# Stated problem:
Reproduce all entries precisely, down to the last character.

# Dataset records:
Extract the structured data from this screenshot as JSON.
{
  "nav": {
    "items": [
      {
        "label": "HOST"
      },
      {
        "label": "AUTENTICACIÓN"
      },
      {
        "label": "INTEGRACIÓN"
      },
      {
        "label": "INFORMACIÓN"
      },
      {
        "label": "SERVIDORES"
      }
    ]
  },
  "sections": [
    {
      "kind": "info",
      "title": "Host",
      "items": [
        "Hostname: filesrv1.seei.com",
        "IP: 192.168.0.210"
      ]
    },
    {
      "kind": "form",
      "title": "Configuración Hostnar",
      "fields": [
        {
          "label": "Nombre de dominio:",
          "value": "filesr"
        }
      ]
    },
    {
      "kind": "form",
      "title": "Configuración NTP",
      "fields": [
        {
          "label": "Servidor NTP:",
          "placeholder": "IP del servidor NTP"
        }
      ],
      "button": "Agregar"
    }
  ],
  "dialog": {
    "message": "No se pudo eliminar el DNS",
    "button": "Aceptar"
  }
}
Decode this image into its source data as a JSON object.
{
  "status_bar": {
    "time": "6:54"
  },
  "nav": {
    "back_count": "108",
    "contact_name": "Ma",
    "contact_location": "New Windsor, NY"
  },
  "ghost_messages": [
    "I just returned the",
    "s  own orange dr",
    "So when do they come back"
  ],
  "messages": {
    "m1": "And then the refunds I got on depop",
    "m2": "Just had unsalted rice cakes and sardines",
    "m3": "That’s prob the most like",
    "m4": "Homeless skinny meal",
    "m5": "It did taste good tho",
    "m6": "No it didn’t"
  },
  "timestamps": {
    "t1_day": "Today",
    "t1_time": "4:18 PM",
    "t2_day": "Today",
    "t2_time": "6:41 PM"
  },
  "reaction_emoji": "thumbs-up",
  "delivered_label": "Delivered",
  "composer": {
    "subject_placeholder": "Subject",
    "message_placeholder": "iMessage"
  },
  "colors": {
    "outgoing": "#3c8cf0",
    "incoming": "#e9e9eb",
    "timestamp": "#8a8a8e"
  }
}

# Answer to the problem:
Extract the structured data from this screenshot as JSON.
{
  "nav": {
    "items": [
      {
        "label": "HOST"
      },
      {
        "label": "AUTENTICACIÓN"
      },
      {
        "label": "INTEGRACIÓN"
      },
      {
        "label": "INFORMACIÓN"
      },
      {
        "label": "SERVIDORES"
      }
    ]
  },
  "sections": [
    {
      "kind": "info",
      "title": "Host",
      "items": [
        "Hostname: filesrv1.seei.com",
        "IP: 192.168.0.210"
      ]
    },
    {
      "kind": "form",
      "title": "Configuración Hostnar",
      "fields": [
        {
          "label": "Nombre de dominio:",
          "value": "filesr"
        }
      ]
    },
    {
      "kind": "form",
      "title": "Configuración NTP",
      "fields": [
        {
          "label": "Servidor NTP:",
          "placeholder": "IP del servidor NTP"
        }
      ],
      "button": "Agregar"
    }
  ],
  "dialog": {
    "message": "No se pudo eliminar el DNS",
    "button": "Aceptar"
  }
}
Decode this image into its source data as a JSON object.
{
  "status_bar": {
    "time": "6:54"
  },
  "nav": {
    "back_count": "108",
    "contact_name": "Ma",
    "contact_location": "New Windsor, NY"
  },
  "ghost_messages": [
    "I just returned the",
    "s  own orange dr",
    "So when do they come back"
  ],
  "messages": {
    "m1": "And then the refunds I got on depop",
    "m2": "Just had unsalted rice cakes and sardines",
    "m3": "That’s prob the most like",
    "m4": "Homeless skinny meal",
    "m5": "It did taste good tho",
    "m6": "No it didn’t"
  },
  "timestamps": {
    "t1_day": "Today",
    "t1_time": "4:18 PM",
    "t2_day": "Today",
    "t2_time": "6:41 PM"
  },
  "reaction_emoji": "thumbs-up",
  "delivered_label": "Delivered",
  "composer": {
    "subject_placeholder": "Subject",
    "message_placeholder": "iMessage"
  },
  "colors": {
    "outgoing": "#3c8cf0",
    "incoming": "#e9e9eb",
    "timestamp": "#8a8a8e"
  }
}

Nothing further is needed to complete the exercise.